Stored data
** begin **

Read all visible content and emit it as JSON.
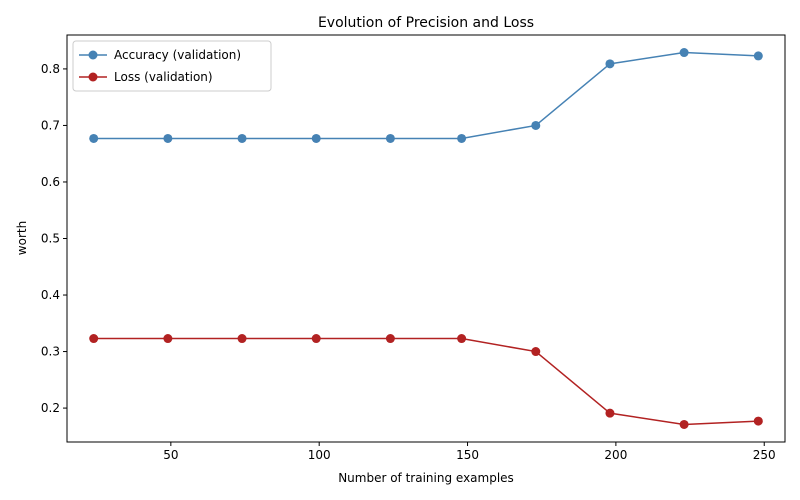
{
  "chart_data": {
    "type": "line",
    "title": "Evolution of Precision and Loss",
    "xlabel": "Number of training examples",
    "ylabel": "worth",
    "x": [
      24,
      49,
      74,
      99,
      124,
      148,
      173,
      198,
      223,
      248
    ],
    "xlim": [
      15,
      257
    ],
    "ylim": [
      0.14,
      0.86
    ],
    "xticks": [
      50,
      100,
      150,
      200,
      250
    ],
    "yticks": [
      0.2,
      0.3,
      0.4,
      0.5,
      0.6,
      0.7,
      0.8
    ],
    "grid": false,
    "legend_position": "top-left",
    "series": [
      {
        "name": "Accuracy (validation)",
        "color": "#4682b4",
        "values": [
          0.677,
          0.677,
          0.677,
          0.677,
          0.677,
          0.677,
          0.7,
          0.809,
          0.829,
          0.823
        ]
      },
      {
        "name": "Loss (validation)",
        "color": "#b22222",
        "values": [
          0.323,
          0.323,
          0.323,
          0.323,
          0.323,
          0.323,
          0.3,
          0.191,
          0.171,
          0.177
        ]
      }
    ]
  }
}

** end **

WRITTEN PROBLEM: Your copy of the data should match it exactly, except that pictures are left out.

WORKED SOLUTION:
Read all visible content and emit it as JSON.
{
  "chart_data": {
    "type": "line",
    "title": "Evolution of Precision and Loss",
    "xlabel": "Number of training examples",
    "ylabel": "worth",
    "x": [
      24,
      49,
      74,
      99,
      124,
      148,
      173,
      198,
      223,
      248
    ],
    "xlim": [
      15,
      257
    ],
    "ylim": [
      0.14,
      0.86
    ],
    "xticks": [
      50,
      100,
      150,
      200,
      250
    ],
    "yticks": [
      0.2,
      0.3,
      0.4,
      0.5,
      0.6,
      0.7,
      0.8
    ],
    "grid": false,
    "legend_position": "top-left",
    "series": [
      {
        "name": "Accuracy (validation)",
        "color": "#4682b4",
        "values": [
          0.677,
          0.677,
          0.677,
          0.677,
          0.677,
          0.677,
          0.7,
          0.809,
          0.829,
          0.823
        ]
      },
      {
        "name": "Loss (validation)",
        "color": "#b22222",
        "values": [
          0.323,
          0.323,
          0.323,
          0.323,
          0.323,
          0.323,
          0.3,
          0.191,
          0.171,
          0.177
        ]
      }
    ]
  }
}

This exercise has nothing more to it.